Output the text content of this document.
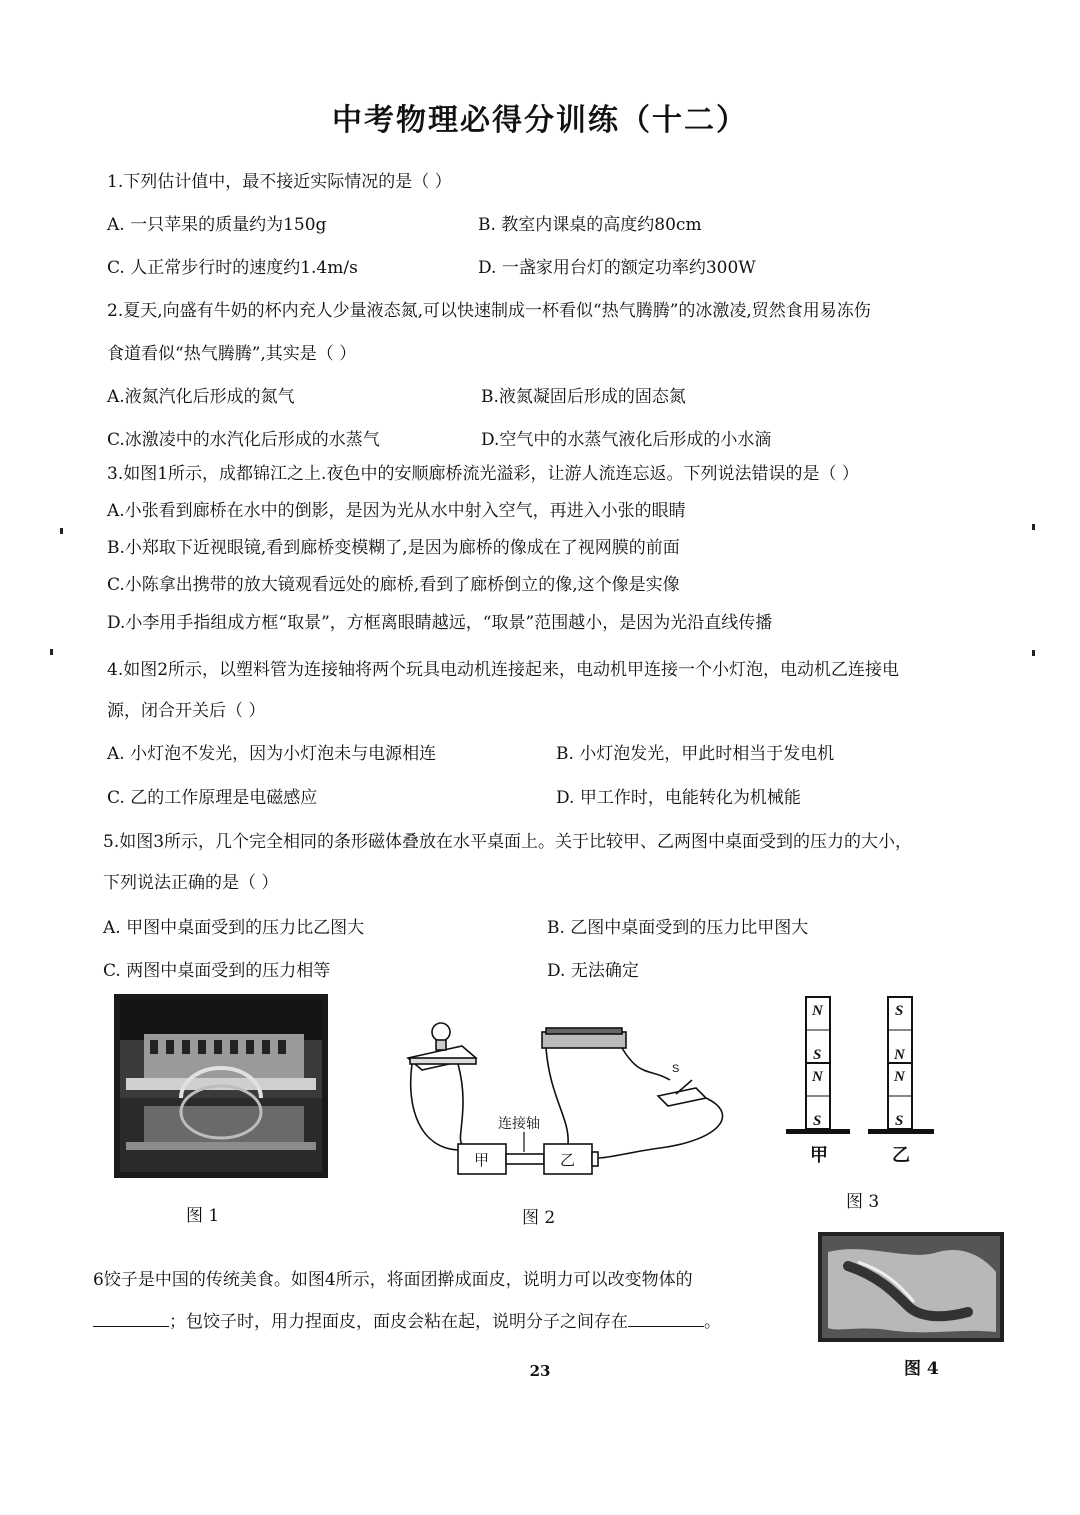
中考物理必得分训练（十二）
1.下列估计值中，最不接近实际情况的是（ ）
A. 一只苹果的质量约为150g	B. 教室内课桌的高度约80cm
C. 人正常步行时的速度约1.4m/s	D. 一盏家用台灯的额定功率约300W
2.夏天,向盛有牛奶的杯内充人少量液态氮,可以快速制成一杯看似“热气腾腾”的冰激凌,贸然食用易冻伤
食道看似“热气腾腾”,其实是（ ）
A.液氮汽化后形成的氮气	B.液氮凝固后形成的固态氮
C.冰激凌中的水汽化后形成的水蒸气	D.空气中的水蒸气液化后形成的小水滴
3.如图1所示，成都锦江之上.夜色中的安顺廊桥流光溢彩，让游人流连忘返。下列说法错误的是（ ）
A.小张看到廊桥在水中的倒影，是因为光从水中射入空气，再进入小张的眼睛
B.小郑取下近视眼镜,看到廊桥变模糊了,是因为廊桥的像成在了视网膜的前面
C.小陈拿出携带的放大镜观看远处的廊桥,看到了廊桥倒立的像,这个像是实像
D.小李用手指组成方框“取景”，方框离眼睛越远，“取景”范围越小，是因为光沿直线传播
4.如图2所示，以塑料管为连接轴将两个玩具电动机连接起来，电动机甲连接一个小灯泡，电动机乙连接电
源，闭合开关后（ ）
A. 小灯泡不发光，因为小灯泡未与电源相连	B. 小灯泡发光，甲此时相当于发电机
C. 乙的工作原理是电磁感应	D. 甲工作时，电能转化为机械能
5.如图3所示，几个完全相同的条形磁体叠放在水平桌面上。关于比较甲、乙两图中桌面受到的压力的大小，
下列说法正确的是（ ）
A. 甲图中桌面受到的压力比乙图大	B. 乙图中桌面受到的压力比甲图大
C. 两图中桌面受到的压力相等	D. 无法确定
S
连接轴
甲	乙
N
S
N
S
S
N
N
S
甲	乙
图 1	图 2
图 3
6饺子是中国的传统美食。如图4所示，将面团擀成面皮，说明力可以改变物体的
；包饺子时，用力捏面皮，面皮会粘在起，说明分子之间存在	。
图 4
23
##########
## WHAT THE TASK REQUIRES
Omit the images and transcribe all of the records above word for word.

## CORRECT OUTPUT
Output the text content of this document.
中考物理必得分训练（十二）
1.下列估计值中，最不接近实际情况的是（ ）
A. 一只苹果的质量约为150g	B. 教室内课桌的高度约80cm
C. 人正常步行时的速度约1.4m/s	D. 一盏家用台灯的额定功率约300W
2.夏天,向盛有牛奶的杯内充人少量液态氮,可以快速制成一杯看似“热气腾腾”的冰激凌,贸然食用易冻伤
食道看似“热气腾腾”,其实是（ ）
A.液氮汽化后形成的氮气	B.液氮凝固后形成的固态氮
C.冰激凌中的水汽化后形成的水蒸气	D.空气中的水蒸气液化后形成的小水滴
3.如图1所示，成都锦江之上.夜色中的安顺廊桥流光溢彩，让游人流连忘返。下列说法错误的是（ ）
A.小张看到廊桥在水中的倒影，是因为光从水中射入空气，再进入小张的眼睛
B.小郑取下近视眼镜,看到廊桥变模糊了,是因为廊桥的像成在了视网膜的前面
C.小陈拿出携带的放大镜观看远处的廊桥,看到了廊桥倒立的像,这个像是实像
D.小李用手指组成方框“取景”，方框离眼睛越远，“取景”范围越小，是因为光沿直线传播
4.如图2所示，以塑料管为连接轴将两个玩具电动机连接起来，电动机甲连接一个小灯泡，电动机乙连接电
源，闭合开关后（ ）
A. 小灯泡不发光，因为小灯泡未与电源相连	B. 小灯泡发光，甲此时相当于发电机
C. 乙的工作原理是电磁感应	D. 甲工作时，电能转化为机械能
5.如图3所示，几个完全相同的条形磁体叠放在水平桌面上。关于比较甲、乙两图中桌面受到的压力的大小，
下列说法正确的是（ ）
A. 甲图中桌面受到的压力比乙图大	B. 乙图中桌面受到的压力比甲图大
C. 两图中桌面受到的压力相等	D. 无法确定
S
连接轴
甲	乙
N
S
N
S
S
N
N
S
甲	乙
图 1	图 2
图 3
6饺子是中国的传统美食。如图4所示，将面团擀成面皮，说明力可以改变物体的
；包饺子时，用力捏面皮，面皮会粘在起，说明分子之间存在	。
图 4
23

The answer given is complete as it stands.